>> BEGIN
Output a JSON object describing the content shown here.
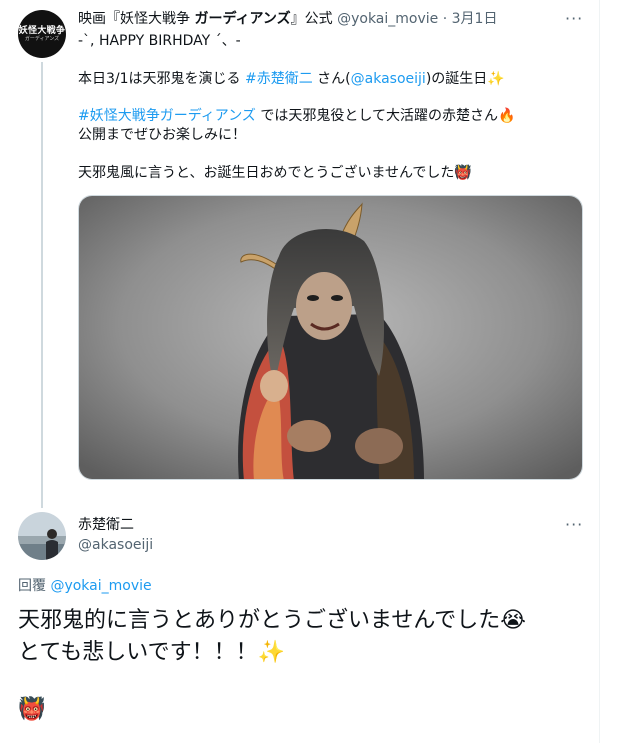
{
  "tweet": {
    "avatar_line1": "妖怪大戦争",
    "avatar_line2": "ガーディアンズ",
    "display_name_prefix": "映画『妖怪大戦争 ",
    "display_name_bold": "ガーディアンズ",
    "display_name_suffix": "』公式",
    "handle": "@yokai_movie",
    "separator": "·",
    "date": "3月1日",
    "more": "···",
    "line1": "-`, HAPPY BIRHDAY ´、-",
    "line2_a": "本日3/1は天邪鬼を演じる ",
    "line2_hashtag": "#赤楚衛二",
    "line2_b": " さん(",
    "line2_mention": "@akasoeiji",
    "line2_c": ")の誕生日",
    "line2_emoji": "✨",
    "line3_hashtag": "#妖怪大戦争ガーディアンズ",
    "line3_b": " では天邪鬼役として大活躍の赤楚さん",
    "line3_emoji": "🔥",
    "line4": "公開までぜひお楽しみに！",
    "line5": "天邪鬼風に言うと、お誕生日おめでとうございませんでした",
    "line5_emoji": "👹"
  },
  "reply": {
    "display_name": "赤楚衛二",
    "handle": "@akasoeiji",
    "more": "···",
    "reply_label": "回覆",
    "reply_mention": "@yokai_movie",
    "body_line1": "天邪鬼的に言うとありがとうございませんでした",
    "body_line1_emoji": "😭",
    "body_line2": "とても悲しいです！！！",
    "body_line2_emoji": "✨",
    "body_line3_emoji": "👹"
  },
  "colors": {
    "link": "#1d9bf0",
    "muted": "#536471",
    "thread_line": "#cfd9de"
  }
}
>> END
STATED TASK:
In your copy, leave out the pictures and reproduce the material above exactly.

ANSWER TO THIS EXERCISE:
Output a JSON object describing the content shown here.
{
  "tweet": {
    "avatar_line1": "妖怪大戦争",
    "avatar_line2": "ガーディアンズ",
    "display_name_prefix": "映画『妖怪大戦争 ",
    "display_name_bold": "ガーディアンズ",
    "display_name_suffix": "』公式",
    "handle": "@yokai_movie",
    "separator": "·",
    "date": "3月1日",
    "more": "···",
    "line1": "-`, HAPPY BIRHDAY ´、-",
    "line2_a": "本日3/1は天邪鬼を演じる ",
    "line2_hashtag": "#赤楚衛二",
    "line2_b": " さん(",
    "line2_mention": "@akasoeiji",
    "line2_c": ")の誕生日",
    "line2_emoji": "✨",
    "line3_hashtag": "#妖怪大戦争ガーディアンズ",
    "line3_b": " では天邪鬼役として大活躍の赤楚さん",
    "line3_emoji": "🔥",
    "line4": "公開までぜひお楽しみに！",
    "line5": "天邪鬼風に言うと、お誕生日おめでとうございませんでした",
    "line5_emoji": "👹"
  },
  "reply": {
    "display_name": "赤楚衛二",
    "handle": "@akasoeiji",
    "more": "···",
    "reply_label": "回覆",
    "reply_mention": "@yokai_movie",
    "body_line1": "天邪鬼的に言うとありがとうございませんでした",
    "body_line1_emoji": "😭",
    "body_line2": "とても悲しいです！！！",
    "body_line2_emoji": "✨",
    "body_line3_emoji": "👹"
  },
  "colors": {
    "link": "#1d9bf0",
    "muted": "#536471",
    "thread_line": "#cfd9de"
  }
}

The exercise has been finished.